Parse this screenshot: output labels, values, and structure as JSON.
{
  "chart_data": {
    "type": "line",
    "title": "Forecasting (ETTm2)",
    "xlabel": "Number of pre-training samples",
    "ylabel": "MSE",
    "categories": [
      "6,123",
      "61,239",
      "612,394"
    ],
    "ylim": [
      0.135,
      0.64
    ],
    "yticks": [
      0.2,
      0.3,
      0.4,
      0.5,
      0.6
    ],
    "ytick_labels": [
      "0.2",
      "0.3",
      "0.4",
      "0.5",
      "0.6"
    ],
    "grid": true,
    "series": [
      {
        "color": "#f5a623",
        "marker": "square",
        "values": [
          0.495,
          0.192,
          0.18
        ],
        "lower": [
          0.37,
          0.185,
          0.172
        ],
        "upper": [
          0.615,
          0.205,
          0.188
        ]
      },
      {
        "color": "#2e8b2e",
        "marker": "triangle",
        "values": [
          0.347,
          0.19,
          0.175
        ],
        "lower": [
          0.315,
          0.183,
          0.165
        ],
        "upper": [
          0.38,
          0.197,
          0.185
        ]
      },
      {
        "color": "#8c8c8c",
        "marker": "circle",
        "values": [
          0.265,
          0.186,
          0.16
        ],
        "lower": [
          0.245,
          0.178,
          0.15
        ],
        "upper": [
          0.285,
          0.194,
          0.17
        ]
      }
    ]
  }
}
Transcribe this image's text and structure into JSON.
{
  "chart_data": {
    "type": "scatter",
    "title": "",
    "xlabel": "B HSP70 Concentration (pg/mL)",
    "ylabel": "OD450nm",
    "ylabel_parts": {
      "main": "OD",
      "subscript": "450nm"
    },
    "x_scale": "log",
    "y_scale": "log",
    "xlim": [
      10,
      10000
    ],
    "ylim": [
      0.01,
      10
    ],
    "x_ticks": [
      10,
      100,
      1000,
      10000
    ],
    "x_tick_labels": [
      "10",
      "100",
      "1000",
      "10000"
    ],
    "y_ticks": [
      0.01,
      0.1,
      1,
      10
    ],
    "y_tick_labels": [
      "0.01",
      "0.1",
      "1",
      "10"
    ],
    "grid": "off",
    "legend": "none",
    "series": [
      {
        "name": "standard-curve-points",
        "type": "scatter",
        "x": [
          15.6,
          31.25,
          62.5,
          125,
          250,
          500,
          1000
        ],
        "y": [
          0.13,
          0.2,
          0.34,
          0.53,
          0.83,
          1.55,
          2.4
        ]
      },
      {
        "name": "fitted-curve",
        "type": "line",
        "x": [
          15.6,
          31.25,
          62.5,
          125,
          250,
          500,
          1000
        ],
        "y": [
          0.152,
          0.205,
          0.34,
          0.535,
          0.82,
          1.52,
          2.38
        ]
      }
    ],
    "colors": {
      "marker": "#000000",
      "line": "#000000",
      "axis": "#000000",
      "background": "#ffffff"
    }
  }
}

┄┄┄┄┄┄┄┄┄┄┄┄┄┄┄┄┄┄┄┄

All of the entries above should be written out again exactly.

Written response |
Parse this screenshot: output labels, values, and structure as JSON.
{
  "chart_data": {
    "type": "line",
    "title": "Forecasting (ETTm2)",
    "xlabel": "Number of pre-training samples",
    "ylabel": "MSE",
    "categories": [
      "6,123",
      "61,239",
      "612,394"
    ],
    "ylim": [
      0.135,
      0.64
    ],
    "yticks": [
      0.2,
      0.3,
      0.4,
      0.5,
      0.6
    ],
    "ytick_labels": [
      "0.2",
      "0.3",
      "0.4",
      "0.5",
      "0.6"
    ],
    "grid": true,
    "series": [
      {
        "color": "#f5a623",
        "marker": "square",
        "values": [
          0.495,
          0.192,
          0.18
        ],
        "lower": [
          0.37,
          0.185,
          0.172
        ],
        "upper": [
          0.615,
          0.205,
          0.188
        ]
      },
      {
        "color": "#2e8b2e",
        "marker": "triangle",
        "values": [
          0.347,
          0.19,
          0.175
        ],
        "lower": [
          0.315,
          0.183,
          0.165
        ],
        "upper": [
          0.38,
          0.197,
          0.185
        ]
      },
      {
        "color": "#8c8c8c",
        "marker": "circle",
        "values": [
          0.265,
          0.186,
          0.16
        ],
        "lower": [
          0.245,
          0.178,
          0.15
        ],
        "upper": [
          0.285,
          0.194,
          0.17
        ]
      }
    ]
  }
}
Transcribe this image's text and structure into JSON.
{
  "chart_data": {
    "type": "scatter",
    "title": "",
    "xlabel": "B HSP70 Concentration (pg/mL)",
    "ylabel": "OD450nm",
    "ylabel_parts": {
      "main": "OD",
      "subscript": "450nm"
    },
    "x_scale": "log",
    "y_scale": "log",
    "xlim": [
      10,
      10000
    ],
    "ylim": [
      0.01,
      10
    ],
    "x_ticks": [
      10,
      100,
      1000,
      10000
    ],
    "x_tick_labels": [
      "10",
      "100",
      "1000",
      "10000"
    ],
    "y_ticks": [
      0.01,
      0.1,
      1,
      10
    ],
    "y_tick_labels": [
      "0.01",
      "0.1",
      "1",
      "10"
    ],
    "grid": "off",
    "legend": "none",
    "series": [
      {
        "name": "standard-curve-points",
        "type": "scatter",
        "x": [
          15.6,
          31.25,
          62.5,
          125,
          250,
          500,
          1000
        ],
        "y": [
          0.13,
          0.2,
          0.34,
          0.53,
          0.83,
          1.55,
          2.4
        ]
      },
      {
        "name": "fitted-curve",
        "type": "line",
        "x": [
          15.6,
          31.25,
          62.5,
          125,
          250,
          500,
          1000
        ],
        "y": [
          0.152,
          0.205,
          0.34,
          0.535,
          0.82,
          1.52,
          2.38
        ]
      }
    ],
    "colors": {
      "marker": "#000000",
      "line": "#000000",
      "axis": "#000000",
      "background": "#ffffff"
    }
  }
}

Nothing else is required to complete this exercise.